# Set exercise
Say how many lines contain the word "Growth" and give no other text.

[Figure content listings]
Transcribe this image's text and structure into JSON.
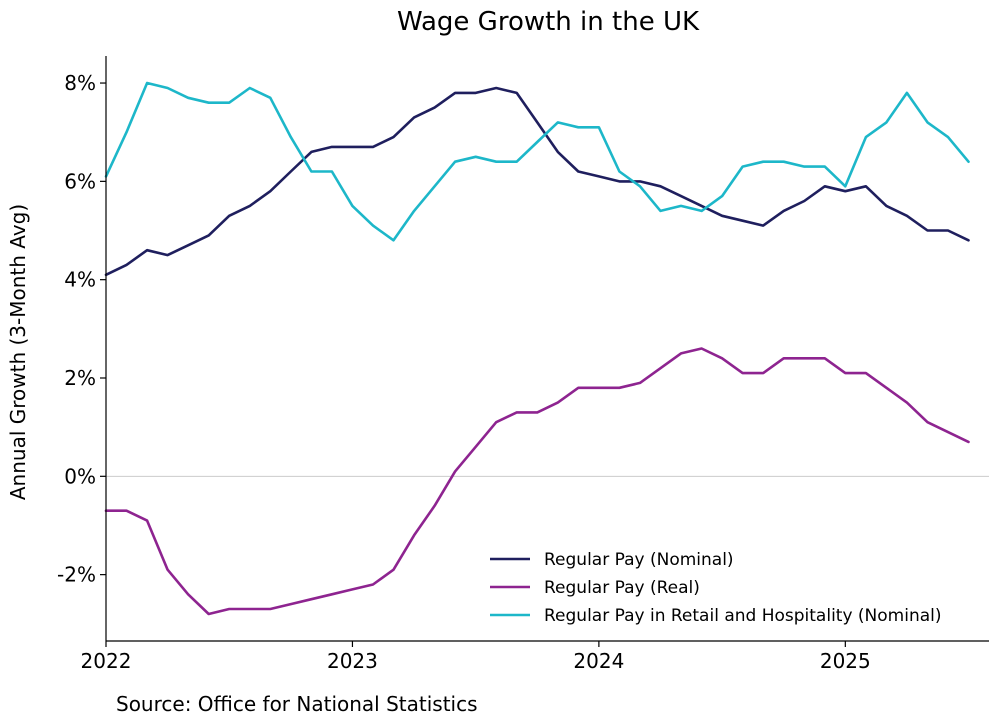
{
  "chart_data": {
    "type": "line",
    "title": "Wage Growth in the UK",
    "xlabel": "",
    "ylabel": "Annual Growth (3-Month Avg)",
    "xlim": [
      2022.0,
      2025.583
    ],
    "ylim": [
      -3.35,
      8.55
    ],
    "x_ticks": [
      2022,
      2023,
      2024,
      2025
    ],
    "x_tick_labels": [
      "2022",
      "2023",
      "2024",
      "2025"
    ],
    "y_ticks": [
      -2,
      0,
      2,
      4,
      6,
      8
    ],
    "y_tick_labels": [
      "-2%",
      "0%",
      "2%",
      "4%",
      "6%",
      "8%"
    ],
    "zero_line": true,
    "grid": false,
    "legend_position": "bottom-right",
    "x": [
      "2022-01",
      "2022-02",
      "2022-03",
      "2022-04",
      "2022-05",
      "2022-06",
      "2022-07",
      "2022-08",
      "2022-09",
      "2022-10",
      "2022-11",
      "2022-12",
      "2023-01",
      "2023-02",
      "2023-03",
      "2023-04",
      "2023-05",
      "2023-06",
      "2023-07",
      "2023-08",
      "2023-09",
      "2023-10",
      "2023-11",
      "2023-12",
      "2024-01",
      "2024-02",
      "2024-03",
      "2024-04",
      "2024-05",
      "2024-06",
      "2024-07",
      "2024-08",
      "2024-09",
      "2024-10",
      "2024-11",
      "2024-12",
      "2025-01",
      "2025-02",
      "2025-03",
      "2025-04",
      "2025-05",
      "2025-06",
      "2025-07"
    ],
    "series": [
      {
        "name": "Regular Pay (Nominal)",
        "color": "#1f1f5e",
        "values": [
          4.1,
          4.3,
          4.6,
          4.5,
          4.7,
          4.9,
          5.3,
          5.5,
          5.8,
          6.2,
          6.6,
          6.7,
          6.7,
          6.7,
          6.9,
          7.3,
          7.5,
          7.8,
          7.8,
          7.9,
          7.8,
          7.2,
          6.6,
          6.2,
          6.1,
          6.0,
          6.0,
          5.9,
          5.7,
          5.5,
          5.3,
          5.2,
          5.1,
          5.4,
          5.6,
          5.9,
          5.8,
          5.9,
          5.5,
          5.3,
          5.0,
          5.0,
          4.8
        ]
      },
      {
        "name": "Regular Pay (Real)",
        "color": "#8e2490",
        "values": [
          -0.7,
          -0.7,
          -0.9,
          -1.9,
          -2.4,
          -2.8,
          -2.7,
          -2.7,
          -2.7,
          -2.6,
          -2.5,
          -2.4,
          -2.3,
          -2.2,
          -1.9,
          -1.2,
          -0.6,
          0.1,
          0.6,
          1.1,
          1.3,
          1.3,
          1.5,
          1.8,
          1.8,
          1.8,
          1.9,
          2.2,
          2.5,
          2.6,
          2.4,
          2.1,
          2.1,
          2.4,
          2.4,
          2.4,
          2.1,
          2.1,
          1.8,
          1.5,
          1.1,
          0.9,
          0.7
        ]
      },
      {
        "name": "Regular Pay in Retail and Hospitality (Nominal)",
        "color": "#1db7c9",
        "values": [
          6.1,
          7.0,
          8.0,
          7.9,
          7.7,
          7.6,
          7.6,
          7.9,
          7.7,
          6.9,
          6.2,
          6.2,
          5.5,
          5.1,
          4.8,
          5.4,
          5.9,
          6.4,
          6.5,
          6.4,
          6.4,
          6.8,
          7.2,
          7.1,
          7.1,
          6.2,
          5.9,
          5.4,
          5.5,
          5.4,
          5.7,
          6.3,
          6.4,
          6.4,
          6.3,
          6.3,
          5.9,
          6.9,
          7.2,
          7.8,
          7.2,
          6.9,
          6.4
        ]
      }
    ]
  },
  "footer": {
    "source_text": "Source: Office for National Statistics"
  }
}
--
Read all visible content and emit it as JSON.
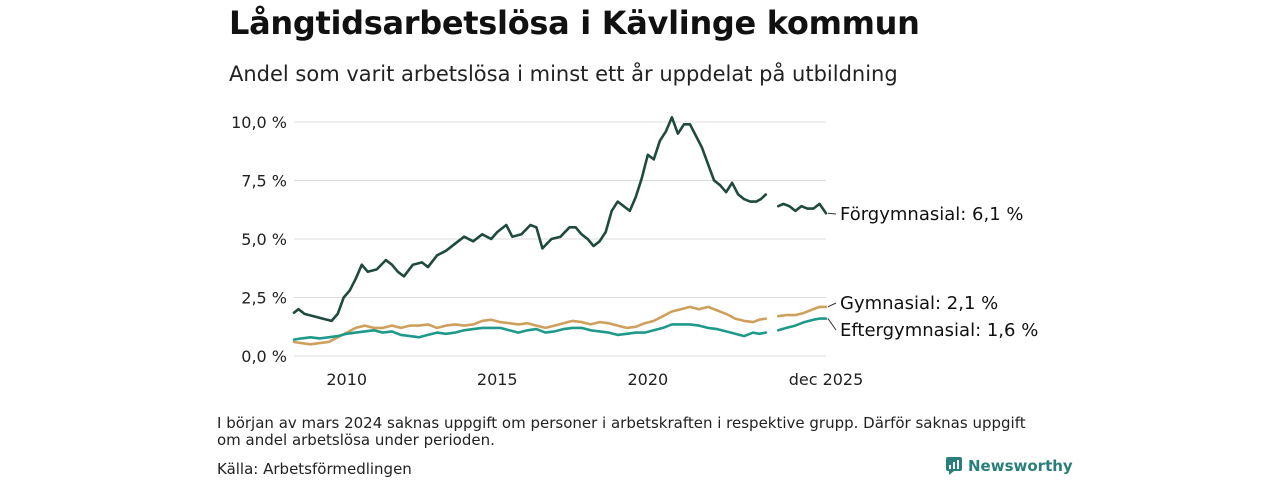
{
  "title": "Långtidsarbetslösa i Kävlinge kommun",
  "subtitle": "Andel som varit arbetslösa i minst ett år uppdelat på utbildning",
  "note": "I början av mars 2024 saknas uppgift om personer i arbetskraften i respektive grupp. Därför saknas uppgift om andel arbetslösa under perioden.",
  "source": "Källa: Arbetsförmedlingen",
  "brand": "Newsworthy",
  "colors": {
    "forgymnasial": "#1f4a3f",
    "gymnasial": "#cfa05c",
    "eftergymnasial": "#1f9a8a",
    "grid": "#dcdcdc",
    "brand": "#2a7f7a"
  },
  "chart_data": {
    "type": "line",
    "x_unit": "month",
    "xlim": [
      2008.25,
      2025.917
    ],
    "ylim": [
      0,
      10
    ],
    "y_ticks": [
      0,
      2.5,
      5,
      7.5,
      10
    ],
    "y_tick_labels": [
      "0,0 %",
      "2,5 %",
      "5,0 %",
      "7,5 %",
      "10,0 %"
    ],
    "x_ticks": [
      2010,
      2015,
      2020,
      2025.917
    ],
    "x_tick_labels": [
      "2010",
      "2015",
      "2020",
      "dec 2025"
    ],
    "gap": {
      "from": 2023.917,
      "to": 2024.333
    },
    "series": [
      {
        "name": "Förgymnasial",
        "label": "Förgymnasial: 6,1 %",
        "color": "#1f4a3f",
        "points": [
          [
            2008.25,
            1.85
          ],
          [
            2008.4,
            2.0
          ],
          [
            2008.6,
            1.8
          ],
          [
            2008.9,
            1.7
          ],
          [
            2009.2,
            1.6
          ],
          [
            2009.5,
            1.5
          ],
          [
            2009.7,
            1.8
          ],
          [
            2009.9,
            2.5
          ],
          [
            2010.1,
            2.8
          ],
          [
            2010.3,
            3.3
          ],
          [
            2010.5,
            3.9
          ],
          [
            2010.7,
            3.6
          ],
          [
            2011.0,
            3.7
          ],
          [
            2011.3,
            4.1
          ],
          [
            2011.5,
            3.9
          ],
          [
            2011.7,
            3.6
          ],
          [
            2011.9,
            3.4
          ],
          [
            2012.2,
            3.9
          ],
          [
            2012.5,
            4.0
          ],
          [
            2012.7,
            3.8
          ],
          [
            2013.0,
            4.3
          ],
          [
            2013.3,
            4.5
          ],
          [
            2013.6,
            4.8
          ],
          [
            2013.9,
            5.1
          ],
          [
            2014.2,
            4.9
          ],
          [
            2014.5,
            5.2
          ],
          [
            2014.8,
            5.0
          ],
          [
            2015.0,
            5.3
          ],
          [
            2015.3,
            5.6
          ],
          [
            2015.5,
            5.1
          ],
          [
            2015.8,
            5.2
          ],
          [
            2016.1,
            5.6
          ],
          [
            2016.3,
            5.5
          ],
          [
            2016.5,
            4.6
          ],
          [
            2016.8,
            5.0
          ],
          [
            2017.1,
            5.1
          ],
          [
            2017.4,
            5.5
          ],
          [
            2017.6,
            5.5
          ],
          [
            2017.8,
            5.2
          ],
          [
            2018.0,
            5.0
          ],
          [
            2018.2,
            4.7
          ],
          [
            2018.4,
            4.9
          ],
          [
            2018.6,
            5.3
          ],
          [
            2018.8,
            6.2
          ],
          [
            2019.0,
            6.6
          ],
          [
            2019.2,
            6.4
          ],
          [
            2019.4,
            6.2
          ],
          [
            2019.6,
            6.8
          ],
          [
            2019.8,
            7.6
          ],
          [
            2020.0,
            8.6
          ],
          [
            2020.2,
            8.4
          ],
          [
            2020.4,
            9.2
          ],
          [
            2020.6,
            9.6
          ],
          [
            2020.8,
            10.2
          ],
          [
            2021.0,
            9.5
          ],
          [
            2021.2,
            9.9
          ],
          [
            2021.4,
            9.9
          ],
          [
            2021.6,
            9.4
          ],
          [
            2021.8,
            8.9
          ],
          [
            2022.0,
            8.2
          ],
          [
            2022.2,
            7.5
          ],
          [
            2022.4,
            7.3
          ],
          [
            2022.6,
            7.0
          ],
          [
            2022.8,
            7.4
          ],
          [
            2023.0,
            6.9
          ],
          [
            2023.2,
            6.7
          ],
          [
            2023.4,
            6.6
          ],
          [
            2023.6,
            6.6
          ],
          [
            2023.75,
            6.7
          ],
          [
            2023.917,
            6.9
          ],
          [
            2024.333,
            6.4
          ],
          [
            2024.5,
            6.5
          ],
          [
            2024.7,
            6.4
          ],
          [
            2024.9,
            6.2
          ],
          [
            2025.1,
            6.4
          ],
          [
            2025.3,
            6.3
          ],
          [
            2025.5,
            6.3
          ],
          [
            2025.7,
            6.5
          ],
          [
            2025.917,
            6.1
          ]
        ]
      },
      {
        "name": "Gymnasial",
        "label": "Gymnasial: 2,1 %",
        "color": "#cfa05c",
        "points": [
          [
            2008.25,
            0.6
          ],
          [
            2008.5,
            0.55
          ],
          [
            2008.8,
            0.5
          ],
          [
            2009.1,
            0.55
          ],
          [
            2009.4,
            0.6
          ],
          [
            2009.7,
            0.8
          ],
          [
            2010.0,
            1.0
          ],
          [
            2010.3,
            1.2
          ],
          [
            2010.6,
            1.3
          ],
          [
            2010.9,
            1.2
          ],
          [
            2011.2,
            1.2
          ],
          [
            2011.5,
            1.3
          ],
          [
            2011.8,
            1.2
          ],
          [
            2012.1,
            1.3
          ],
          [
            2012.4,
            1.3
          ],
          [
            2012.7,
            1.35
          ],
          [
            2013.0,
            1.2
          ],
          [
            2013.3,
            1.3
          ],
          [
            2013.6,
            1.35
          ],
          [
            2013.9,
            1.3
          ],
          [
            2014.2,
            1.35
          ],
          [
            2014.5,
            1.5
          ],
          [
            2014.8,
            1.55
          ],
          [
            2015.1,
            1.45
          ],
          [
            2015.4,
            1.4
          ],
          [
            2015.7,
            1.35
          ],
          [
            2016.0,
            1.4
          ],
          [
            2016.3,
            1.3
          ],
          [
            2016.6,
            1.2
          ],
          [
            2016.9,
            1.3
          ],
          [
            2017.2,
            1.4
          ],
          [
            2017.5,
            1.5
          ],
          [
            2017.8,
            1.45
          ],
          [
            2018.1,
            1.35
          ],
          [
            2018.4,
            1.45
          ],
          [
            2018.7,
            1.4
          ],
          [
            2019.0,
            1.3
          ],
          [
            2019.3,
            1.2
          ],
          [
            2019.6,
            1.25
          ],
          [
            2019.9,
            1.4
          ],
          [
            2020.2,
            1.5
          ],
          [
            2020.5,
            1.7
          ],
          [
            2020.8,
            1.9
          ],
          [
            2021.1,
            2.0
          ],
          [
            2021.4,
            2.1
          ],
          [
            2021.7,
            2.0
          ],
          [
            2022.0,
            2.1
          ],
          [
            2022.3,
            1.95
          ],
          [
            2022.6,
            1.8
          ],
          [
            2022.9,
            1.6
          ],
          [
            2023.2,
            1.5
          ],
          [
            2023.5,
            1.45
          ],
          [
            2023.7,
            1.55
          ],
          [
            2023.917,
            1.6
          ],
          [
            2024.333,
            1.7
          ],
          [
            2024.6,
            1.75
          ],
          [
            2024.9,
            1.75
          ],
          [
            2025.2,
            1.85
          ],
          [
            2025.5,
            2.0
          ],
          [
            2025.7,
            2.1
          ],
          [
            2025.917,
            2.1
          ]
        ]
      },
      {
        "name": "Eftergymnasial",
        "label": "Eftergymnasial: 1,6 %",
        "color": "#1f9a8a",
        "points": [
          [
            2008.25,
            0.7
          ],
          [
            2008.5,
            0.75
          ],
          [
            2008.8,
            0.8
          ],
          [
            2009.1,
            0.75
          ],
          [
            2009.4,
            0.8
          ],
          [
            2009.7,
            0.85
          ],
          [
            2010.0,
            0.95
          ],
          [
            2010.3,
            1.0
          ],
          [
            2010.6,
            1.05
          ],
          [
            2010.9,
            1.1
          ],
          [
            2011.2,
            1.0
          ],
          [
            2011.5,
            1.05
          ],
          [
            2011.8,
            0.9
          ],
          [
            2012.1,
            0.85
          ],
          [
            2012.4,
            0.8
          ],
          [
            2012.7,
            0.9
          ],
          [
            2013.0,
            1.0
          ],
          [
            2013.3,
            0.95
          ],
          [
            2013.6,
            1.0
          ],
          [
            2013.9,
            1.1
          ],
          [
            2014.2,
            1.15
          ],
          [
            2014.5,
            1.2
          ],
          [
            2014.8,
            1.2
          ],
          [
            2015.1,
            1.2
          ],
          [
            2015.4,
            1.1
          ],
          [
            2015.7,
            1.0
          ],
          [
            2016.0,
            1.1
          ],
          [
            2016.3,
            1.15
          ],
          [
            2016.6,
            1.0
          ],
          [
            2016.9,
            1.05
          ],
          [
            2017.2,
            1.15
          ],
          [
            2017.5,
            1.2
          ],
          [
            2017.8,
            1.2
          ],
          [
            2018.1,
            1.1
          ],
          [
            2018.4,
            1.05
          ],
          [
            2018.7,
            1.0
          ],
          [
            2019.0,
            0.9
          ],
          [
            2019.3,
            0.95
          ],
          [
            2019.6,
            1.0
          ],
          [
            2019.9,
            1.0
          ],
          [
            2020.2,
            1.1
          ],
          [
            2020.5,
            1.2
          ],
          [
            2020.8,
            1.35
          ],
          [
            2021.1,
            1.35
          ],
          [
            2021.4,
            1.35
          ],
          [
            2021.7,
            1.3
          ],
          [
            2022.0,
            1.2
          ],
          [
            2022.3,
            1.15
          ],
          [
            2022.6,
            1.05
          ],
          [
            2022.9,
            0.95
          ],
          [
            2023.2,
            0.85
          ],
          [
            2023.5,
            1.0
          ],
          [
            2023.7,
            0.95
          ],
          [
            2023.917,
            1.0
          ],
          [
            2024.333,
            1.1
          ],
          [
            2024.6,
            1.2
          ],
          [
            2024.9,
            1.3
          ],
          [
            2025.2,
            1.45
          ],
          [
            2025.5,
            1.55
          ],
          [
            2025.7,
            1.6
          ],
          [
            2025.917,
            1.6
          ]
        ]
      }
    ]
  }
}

# Result for this task
2